Retype all of the data. Every line must match exactly.

-- start Supplied information --

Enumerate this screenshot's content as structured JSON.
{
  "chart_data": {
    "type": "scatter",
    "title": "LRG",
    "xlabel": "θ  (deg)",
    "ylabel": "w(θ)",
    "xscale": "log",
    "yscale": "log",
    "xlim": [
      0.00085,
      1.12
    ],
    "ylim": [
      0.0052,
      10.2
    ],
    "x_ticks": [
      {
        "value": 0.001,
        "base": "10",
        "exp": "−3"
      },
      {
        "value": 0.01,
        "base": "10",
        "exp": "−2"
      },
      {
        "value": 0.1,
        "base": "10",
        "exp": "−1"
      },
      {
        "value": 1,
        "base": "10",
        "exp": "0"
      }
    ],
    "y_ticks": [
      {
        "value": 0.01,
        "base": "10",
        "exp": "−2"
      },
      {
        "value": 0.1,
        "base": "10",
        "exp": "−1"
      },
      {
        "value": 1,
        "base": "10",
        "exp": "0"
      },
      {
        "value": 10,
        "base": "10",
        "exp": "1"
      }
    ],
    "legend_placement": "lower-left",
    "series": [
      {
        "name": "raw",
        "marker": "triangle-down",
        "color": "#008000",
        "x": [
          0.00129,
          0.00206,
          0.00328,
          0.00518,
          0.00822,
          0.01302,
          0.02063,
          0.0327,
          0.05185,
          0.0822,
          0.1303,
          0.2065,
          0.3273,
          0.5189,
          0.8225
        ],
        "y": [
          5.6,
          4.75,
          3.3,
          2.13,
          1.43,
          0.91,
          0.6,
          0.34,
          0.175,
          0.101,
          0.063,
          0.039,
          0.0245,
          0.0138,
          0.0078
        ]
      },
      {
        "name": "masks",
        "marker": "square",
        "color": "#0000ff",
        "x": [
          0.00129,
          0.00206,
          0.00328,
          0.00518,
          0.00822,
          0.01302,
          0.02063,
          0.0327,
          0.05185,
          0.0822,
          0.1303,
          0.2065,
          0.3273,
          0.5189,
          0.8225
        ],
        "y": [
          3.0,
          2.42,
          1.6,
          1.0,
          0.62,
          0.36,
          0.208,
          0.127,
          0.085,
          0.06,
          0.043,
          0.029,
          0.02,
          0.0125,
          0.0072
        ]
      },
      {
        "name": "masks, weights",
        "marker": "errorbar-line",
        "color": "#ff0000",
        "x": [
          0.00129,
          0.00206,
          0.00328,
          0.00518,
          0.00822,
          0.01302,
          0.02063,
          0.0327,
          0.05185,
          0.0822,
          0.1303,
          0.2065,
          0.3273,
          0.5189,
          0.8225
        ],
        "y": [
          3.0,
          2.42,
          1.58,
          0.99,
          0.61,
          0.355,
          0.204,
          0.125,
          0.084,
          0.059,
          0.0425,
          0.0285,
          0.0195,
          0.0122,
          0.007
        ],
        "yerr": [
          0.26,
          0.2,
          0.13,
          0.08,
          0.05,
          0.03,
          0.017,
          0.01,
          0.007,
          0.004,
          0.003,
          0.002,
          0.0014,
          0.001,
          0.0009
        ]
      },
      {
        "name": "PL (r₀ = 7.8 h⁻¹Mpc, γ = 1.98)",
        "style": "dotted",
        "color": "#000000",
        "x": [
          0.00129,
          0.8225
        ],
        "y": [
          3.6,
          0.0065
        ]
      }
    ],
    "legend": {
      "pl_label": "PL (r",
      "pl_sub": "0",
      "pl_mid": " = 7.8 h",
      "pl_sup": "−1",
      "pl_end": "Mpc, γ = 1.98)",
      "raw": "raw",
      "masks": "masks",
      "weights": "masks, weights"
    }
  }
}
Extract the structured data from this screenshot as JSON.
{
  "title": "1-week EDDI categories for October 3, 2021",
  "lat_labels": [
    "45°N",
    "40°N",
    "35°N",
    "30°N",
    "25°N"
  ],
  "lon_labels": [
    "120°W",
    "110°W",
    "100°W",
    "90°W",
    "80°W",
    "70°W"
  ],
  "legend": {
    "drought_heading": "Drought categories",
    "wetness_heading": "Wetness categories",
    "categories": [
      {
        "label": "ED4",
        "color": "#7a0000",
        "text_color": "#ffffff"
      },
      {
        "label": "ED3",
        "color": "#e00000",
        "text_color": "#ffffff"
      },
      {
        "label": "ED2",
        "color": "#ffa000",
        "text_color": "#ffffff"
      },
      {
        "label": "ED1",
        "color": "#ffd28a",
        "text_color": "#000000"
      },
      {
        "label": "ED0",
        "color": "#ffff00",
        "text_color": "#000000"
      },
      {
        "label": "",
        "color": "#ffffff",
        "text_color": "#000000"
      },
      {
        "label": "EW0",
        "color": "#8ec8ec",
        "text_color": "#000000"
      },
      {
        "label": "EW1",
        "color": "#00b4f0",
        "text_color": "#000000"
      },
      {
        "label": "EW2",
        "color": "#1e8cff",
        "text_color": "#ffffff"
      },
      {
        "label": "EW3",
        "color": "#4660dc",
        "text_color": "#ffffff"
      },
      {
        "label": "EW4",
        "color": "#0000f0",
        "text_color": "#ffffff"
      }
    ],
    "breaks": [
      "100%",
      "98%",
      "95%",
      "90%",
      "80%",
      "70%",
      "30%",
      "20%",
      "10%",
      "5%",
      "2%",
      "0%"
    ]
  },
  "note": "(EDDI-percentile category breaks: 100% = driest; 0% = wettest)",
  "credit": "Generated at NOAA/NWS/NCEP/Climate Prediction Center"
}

-- end Supplied information --

## Correct answer:
Enumerate this screenshot's content as structured JSON.
{
  "chart_data": {
    "type": "scatter",
    "title": "LRG",
    "xlabel": "θ  (deg)",
    "ylabel": "w(θ)",
    "xscale": "log",
    "yscale": "log",
    "xlim": [
      0.00085,
      1.12
    ],
    "ylim": [
      0.0052,
      10.2
    ],
    "x_ticks": [
      {
        "value": 0.001,
        "base": "10",
        "exp": "−3"
      },
      {
        "value": 0.01,
        "base": "10",
        "exp": "−2"
      },
      {
        "value": 0.1,
        "base": "10",
        "exp": "−1"
      },
      {
        "value": 1,
        "base": "10",
        "exp": "0"
      }
    ],
    "y_ticks": [
      {
        "value": 0.01,
        "base": "10",
        "exp": "−2"
      },
      {
        "value": 0.1,
        "base": "10",
        "exp": "−1"
      },
      {
        "value": 1,
        "base": "10",
        "exp": "0"
      },
      {
        "value": 10,
        "base": "10",
        "exp": "1"
      }
    ],
    "legend_placement": "lower-left",
    "series": [
      {
        "name": "raw",
        "marker": "triangle-down",
        "color": "#008000",
        "x": [
          0.00129,
          0.00206,
          0.00328,
          0.00518,
          0.00822,
          0.01302,
          0.02063,
          0.0327,
          0.05185,
          0.0822,
          0.1303,
          0.2065,
          0.3273,
          0.5189,
          0.8225
        ],
        "y": [
          5.6,
          4.75,
          3.3,
          2.13,
          1.43,
          0.91,
          0.6,
          0.34,
          0.175,
          0.101,
          0.063,
          0.039,
          0.0245,
          0.0138,
          0.0078
        ]
      },
      {
        "name": "masks",
        "marker": "square",
        "color": "#0000ff",
        "x": [
          0.00129,
          0.00206,
          0.00328,
          0.00518,
          0.00822,
          0.01302,
          0.02063,
          0.0327,
          0.05185,
          0.0822,
          0.1303,
          0.2065,
          0.3273,
          0.5189,
          0.8225
        ],
        "y": [
          3.0,
          2.42,
          1.6,
          1.0,
          0.62,
          0.36,
          0.208,
          0.127,
          0.085,
          0.06,
          0.043,
          0.029,
          0.02,
          0.0125,
          0.0072
        ]
      },
      {
        "name": "masks, weights",
        "marker": "errorbar-line",
        "color": "#ff0000",
        "x": [
          0.00129,
          0.00206,
          0.00328,
          0.00518,
          0.00822,
          0.01302,
          0.02063,
          0.0327,
          0.05185,
          0.0822,
          0.1303,
          0.2065,
          0.3273,
          0.5189,
          0.8225
        ],
        "y": [
          3.0,
          2.42,
          1.58,
          0.99,
          0.61,
          0.355,
          0.204,
          0.125,
          0.084,
          0.059,
          0.0425,
          0.0285,
          0.0195,
          0.0122,
          0.007
        ],
        "yerr": [
          0.26,
          0.2,
          0.13,
          0.08,
          0.05,
          0.03,
          0.017,
          0.01,
          0.007,
          0.004,
          0.003,
          0.002,
          0.0014,
          0.001,
          0.0009
        ]
      },
      {
        "name": "PL (r₀ = 7.8 h⁻¹Mpc, γ = 1.98)",
        "style": "dotted",
        "color": "#000000",
        "x": [
          0.00129,
          0.8225
        ],
        "y": [
          3.6,
          0.0065
        ]
      }
    ],
    "legend": {
      "pl_label": "PL (r",
      "pl_sub": "0",
      "pl_mid": " = 7.8 h",
      "pl_sup": "−1",
      "pl_end": "Mpc, γ = 1.98)",
      "raw": "raw",
      "masks": "masks",
      "weights": "masks, weights"
    }
  }
}
Extract the structured data from this screenshot as JSON.
{
  "title": "1-week EDDI categories for October 3, 2021",
  "lat_labels": [
    "45°N",
    "40°N",
    "35°N",
    "30°N",
    "25°N"
  ],
  "lon_labels": [
    "120°W",
    "110°W",
    "100°W",
    "90°W",
    "80°W",
    "70°W"
  ],
  "legend": {
    "drought_heading": "Drought categories",
    "wetness_heading": "Wetness categories",
    "categories": [
      {
        "label": "ED4",
        "color": "#7a0000",
        "text_color": "#ffffff"
      },
      {
        "label": "ED3",
        "color": "#e00000",
        "text_color": "#ffffff"
      },
      {
        "label": "ED2",
        "color": "#ffa000",
        "text_color": "#ffffff"
      },
      {
        "label": "ED1",
        "color": "#ffd28a",
        "text_color": "#000000"
      },
      {
        "label": "ED0",
        "color": "#ffff00",
        "text_color": "#000000"
      },
      {
        "label": "",
        "color": "#ffffff",
        "text_color": "#000000"
      },
      {
        "label": "EW0",
        "color": "#8ec8ec",
        "text_color": "#000000"
      },
      {
        "label": "EW1",
        "color": "#00b4f0",
        "text_color": "#000000"
      },
      {
        "label": "EW2",
        "color": "#1e8cff",
        "text_color": "#ffffff"
      },
      {
        "label": "EW3",
        "color": "#4660dc",
        "text_color": "#ffffff"
      },
      {
        "label": "EW4",
        "color": "#0000f0",
        "text_color": "#ffffff"
      }
    ],
    "breaks": [
      "100%",
      "98%",
      "95%",
      "90%",
      "80%",
      "70%",
      "30%",
      "20%",
      "10%",
      "5%",
      "2%",
      "0%"
    ]
  },
  "note": "(EDDI-percentile category breaks: 100% = driest; 0% = wettest)",
  "credit": "Generated at NOAA/NWS/NCEP/Climate Prediction Center"
}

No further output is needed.